Task description: Search the material below for the word "mortgage" and copy every line in which it occurs.

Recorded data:

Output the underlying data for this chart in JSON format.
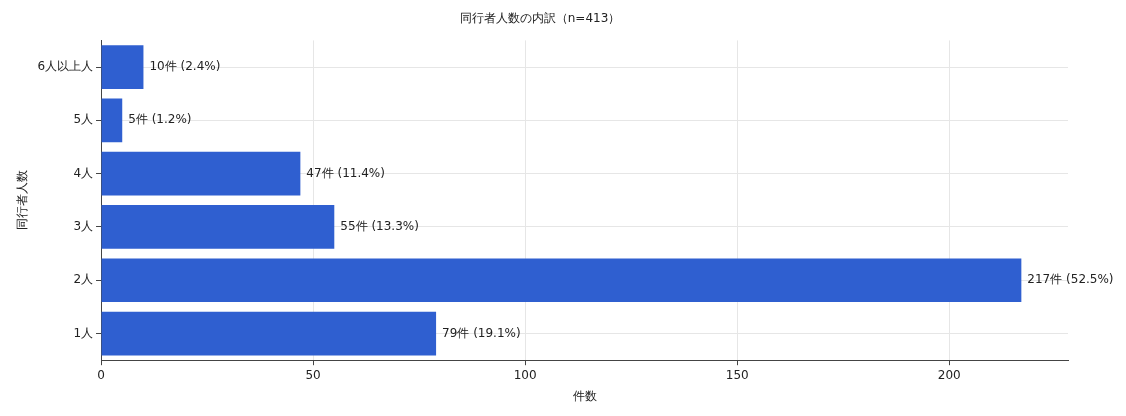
{
  "chart_data": {
    "type": "bar",
    "orientation": "horizontal",
    "title": "同行者人数の内訳（n=413）",
    "xlabel": "件数",
    "ylabel": "同行者人数",
    "categories": [
      "6人以上人",
      "5人",
      "4人",
      "3人",
      "2人",
      "1人"
    ],
    "values": [
      10,
      5,
      47,
      55,
      217,
      79
    ],
    "value_labels": [
      "10件 (2.4%)",
      "5件 (1.2%)",
      "47件 (11.4%)",
      "55件 (13.3%)",
      "217件 (52.5%)",
      "79件 (19.1%)"
    ],
    "color": "#2f5fd0",
    "xlim": [
      0,
      228
    ],
    "xticks": [
      0,
      50,
      100,
      150,
      200
    ],
    "grid": true
  }
}
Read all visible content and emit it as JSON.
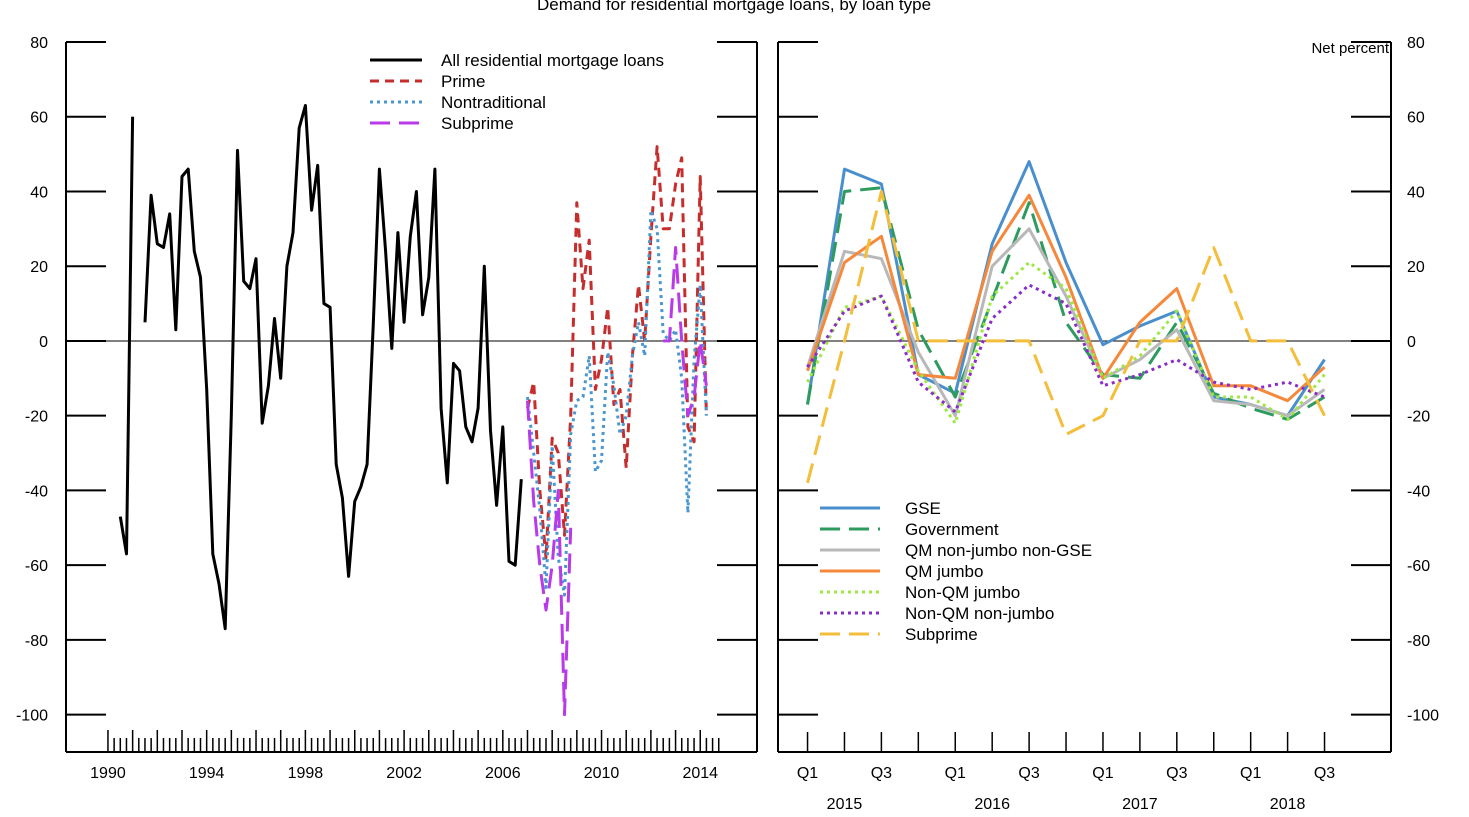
{
  "header": {
    "title": "Demand for residential mortgage loans, by loan type",
    "units": "Net percent"
  },
  "chart_data": [
    {
      "type": "line",
      "panel": "left",
      "x_unit": "year",
      "xlim": [
        1988.3,
        2016.3
      ],
      "ylim": [
        -110,
        80
      ],
      "yticks": [
        -100,
        -80,
        -60,
        -40,
        -20,
        0,
        20,
        40,
        60,
        80
      ],
      "xticks": [
        1990,
        1994,
        1998,
        2002,
        2006,
        2010,
        2014
      ],
      "xtick_labels": [
        "1990",
        "1994",
        "1998",
        "2002",
        "2006",
        "2010",
        "2014"
      ],
      "zero_line": true,
      "legend": "top-center",
      "series": [
        {
          "name": "All residential mortgage loans",
          "color": "#000000",
          "dash": "solid",
          "points": [
            [
              1990.5,
              -47
            ],
            [
              1990.75,
              -57
            ],
            [
              1991.0,
              60
            ],
            [
              1991.25,
              null
            ],
            [
              1991.5,
              5
            ],
            [
              1991.75,
              39
            ],
            [
              1992.0,
              26
            ],
            [
              1992.25,
              25
            ],
            [
              1992.5,
              34
            ],
            [
              1992.75,
              3
            ],
            [
              1993.0,
              44
            ],
            [
              1993.25,
              46
            ],
            [
              1993.5,
              24
            ],
            [
              1993.75,
              17
            ],
            [
              1994.0,
              -13
            ],
            [
              1994.25,
              -57
            ],
            [
              1994.5,
              -65
            ],
            [
              1994.75,
              -77
            ],
            [
              1995.0,
              -20
            ],
            [
              1995.25,
              51
            ],
            [
              1995.5,
              16
            ],
            [
              1995.75,
              14
            ],
            [
              1996.0,
              22
            ],
            [
              1996.25,
              -22
            ],
            [
              1996.5,
              -12
            ],
            [
              1996.75,
              6
            ],
            [
              1997.0,
              -10
            ],
            [
              1997.25,
              20
            ],
            [
              1997.5,
              29
            ],
            [
              1997.75,
              57
            ],
            [
              1998.0,
              63
            ],
            [
              1998.25,
              35
            ],
            [
              1998.5,
              47
            ],
            [
              1998.75,
              10
            ],
            [
              1999.0,
              9
            ],
            [
              1999.25,
              -33
            ],
            [
              1999.5,
              -42
            ],
            [
              1999.75,
              -63
            ],
            [
              2000.0,
              -43
            ],
            [
              2000.25,
              -39
            ],
            [
              2000.5,
              -33
            ],
            [
              2000.75,
              4
            ],
            [
              2001.0,
              46
            ],
            [
              2001.25,
              24
            ],
            [
              2001.5,
              -2
            ],
            [
              2001.75,
              29
            ],
            [
              2002.0,
              5
            ],
            [
              2002.25,
              28
            ],
            [
              2002.5,
              40
            ],
            [
              2002.75,
              7
            ],
            [
              2003.0,
              17
            ],
            [
              2003.25,
              46
            ],
            [
              2003.5,
              -18
            ],
            [
              2003.75,
              -38
            ],
            [
              2004.0,
              -6
            ],
            [
              2004.25,
              -8
            ],
            [
              2004.5,
              -23
            ],
            [
              2004.75,
              -27
            ],
            [
              2005.0,
              -18
            ],
            [
              2005.25,
              20
            ],
            [
              2005.5,
              -24
            ],
            [
              2005.75,
              -44
            ],
            [
              2006.0,
              -23
            ],
            [
              2006.25,
              -59
            ],
            [
              2006.5,
              -60
            ],
            [
              2006.75,
              -37
            ]
          ]
        },
        {
          "name": "Prime",
          "color": "#c62d2d",
          "dash": "dashed",
          "points": [
            [
              2007.0,
              -18
            ],
            [
              2007.25,
              -11
            ],
            [
              2007.5,
              -40
            ],
            [
              2007.75,
              -58
            ],
            [
              2008.0,
              -26
            ],
            [
              2008.25,
              -30
            ],
            [
              2008.5,
              -52
            ],
            [
              2008.75,
              -20
            ],
            [
              2009.0,
              37
            ],
            [
              2009.25,
              14
            ],
            [
              2009.5,
              27
            ],
            [
              2009.75,
              -13
            ],
            [
              2010.0,
              -5
            ],
            [
              2010.25,
              9
            ],
            [
              2010.5,
              -17
            ],
            [
              2010.75,
              -13
            ],
            [
              2011.0,
              -34
            ],
            [
              2011.25,
              -4
            ],
            [
              2011.5,
              15
            ],
            [
              2011.75,
              0
            ],
            [
              2012.0,
              28
            ],
            [
              2012.25,
              52
            ],
            [
              2012.5,
              30
            ],
            [
              2012.75,
              30
            ],
            [
              2013.0,
              42
            ],
            [
              2013.25,
              49
            ],
            [
              2013.5,
              -23
            ],
            [
              2013.75,
              -27
            ],
            [
              2014.0,
              44
            ],
            [
              2014.25,
              -20
            ]
          ]
        },
        {
          "name": "Nontraditional",
          "color": "#4a97d0",
          "dash": "dotted",
          "points": [
            [
              2007.0,
              -15
            ],
            [
              2007.25,
              -30
            ],
            [
              2007.5,
              -45
            ],
            [
              2007.75,
              -66
            ],
            [
              2008.0,
              -28
            ],
            [
              2008.25,
              -58
            ],
            [
              2008.5,
              -68
            ],
            [
              2008.75,
              -25
            ],
            [
              2009.0,
              -16
            ],
            [
              2009.25,
              -15
            ],
            [
              2009.5,
              -4
            ],
            [
              2009.75,
              -35
            ],
            [
              2010.0,
              -32
            ],
            [
              2010.25,
              -3
            ],
            [
              2010.5,
              -12
            ],
            [
              2010.75,
              -25
            ],
            [
              2011.0,
              -20
            ],
            [
              2011.25,
              -4
            ],
            [
              2011.5,
              5
            ],
            [
              2011.75,
              -4
            ],
            [
              2012.0,
              35
            ],
            [
              2012.25,
              30
            ],
            [
              2012.5,
              2
            ],
            [
              2012.75,
              0
            ],
            [
              2013.0,
              3
            ],
            [
              2013.25,
              -10
            ],
            [
              2013.5,
              -46
            ],
            [
              2013.75,
              -5
            ],
            [
              2014.0,
              15
            ],
            [
              2014.25,
              -20
            ]
          ]
        },
        {
          "name": "Subprime",
          "color": "#b93ae8",
          "dash": "longdash",
          "points": [
            [
              2007.0,
              -16
            ],
            [
              2007.25,
              -43
            ],
            [
              2007.5,
              -60
            ],
            [
              2007.75,
              -72
            ],
            [
              2008.0,
              -60
            ],
            [
              2008.25,
              -40
            ],
            [
              2008.5,
              -100
            ],
            [
              2008.75,
              -50
            ],
            [
              2009.0,
              null
            ],
            [
              2012.5,
              0
            ],
            [
              2012.75,
              0
            ],
            [
              2013.0,
              25
            ],
            [
              2013.25,
              0
            ],
            [
              2013.5,
              -20
            ],
            [
              2013.75,
              -15
            ],
            [
              2014.0,
              0
            ],
            [
              2014.25,
              -12
            ]
          ]
        }
      ]
    },
    {
      "type": "line",
      "panel": "right",
      "x_unit": "quarter",
      "categories": [
        "2015 Q1",
        "2015 Q2",
        "2015 Q3",
        "2015 Q4",
        "2016 Q1",
        "2016 Q2",
        "2016 Q3",
        "2016 Q4",
        "2017 Q1",
        "2017 Q2",
        "2017 Q3",
        "2017 Q4",
        "2018 Q1",
        "2018 Q2",
        "2018 Q3"
      ],
      "xtick_labels": [
        "Q1",
        "",
        "Q3",
        "",
        "Q1",
        "",
        "Q3",
        "",
        "Q1",
        "",
        "Q3",
        "",
        "Q1",
        "",
        "Q3"
      ],
      "year_labels": [
        {
          "label": "2015",
          "at": 2015.25
        },
        {
          "label": "2016",
          "at": 2016.25
        },
        {
          "label": "2017",
          "at": 2017.25
        },
        {
          "label": "2018",
          "at": 2018.25
        }
      ],
      "xlim": [
        2014.8,
        2018.95
      ],
      "ylim": [
        -110,
        80
      ],
      "yticks": [
        -100,
        -80,
        -60,
        -40,
        -20,
        0,
        20,
        40,
        60,
        80
      ],
      "zero_line": true,
      "legend": "bottom-left",
      "series": [
        {
          "name": "GSE",
          "color": "#4a8fcd",
          "dash": "solid",
          "values": [
            -17,
            46,
            42,
            -9,
            -14,
            26,
            48,
            21,
            -1,
            4,
            8,
            -15,
            -17,
            -20,
            -5
          ]
        },
        {
          "name": "Government",
          "color": "#2e9b5e",
          "dash": "longdash",
          "values": [
            -17,
            40,
            41,
            3,
            -15,
            11,
            37,
            5,
            -9,
            -10,
            5,
            -14,
            -18,
            -21,
            -15
          ]
        },
        {
          "name": "QM non-jumbo non-GSE",
          "color": "#b8b8b8",
          "dash": "solid",
          "values": [
            -7,
            24,
            22,
            -3,
            -20,
            20,
            30,
            12,
            -10,
            -5,
            3,
            -16,
            -17,
            -20,
            -13
          ]
        },
        {
          "name": "QM jumbo",
          "color": "#f5883b",
          "dash": "solid",
          "values": [
            -8,
            21,
            28,
            -9,
            -10,
            24,
            39,
            17,
            -10,
            5,
            14,
            -12,
            -12,
            -16,
            -7
          ]
        },
        {
          "name": "Non-QM jumbo",
          "color": "#9ee843",
          "dash": "dotted",
          "values": [
            -11,
            9,
            12,
            -8,
            -22,
            12,
            21,
            14,
            -10,
            -4,
            8,
            -15,
            -15,
            -21,
            -9
          ]
        },
        {
          "name": "Non-QM non-jumbo",
          "color": "#8a2cc9",
          "dash": "dotted",
          "values": [
            -7,
            8,
            12,
            -11,
            -19,
            6,
            15,
            10,
            -12,
            -9,
            -5,
            -11,
            -13,
            -11,
            -15
          ]
        },
        {
          "name": "Subprime",
          "color": "#f4bd3a",
          "dash": "longdash",
          "values": [
            -38,
            0,
            40,
            0,
            0,
            0,
            0,
            -25,
            -20,
            0,
            0,
            25,
            0,
            0,
            -20
          ]
        }
      ]
    }
  ]
}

Written answer:
    "title": "Demand for residential mortgage loans, by loan type",
          "name": "All residential mortgage loans",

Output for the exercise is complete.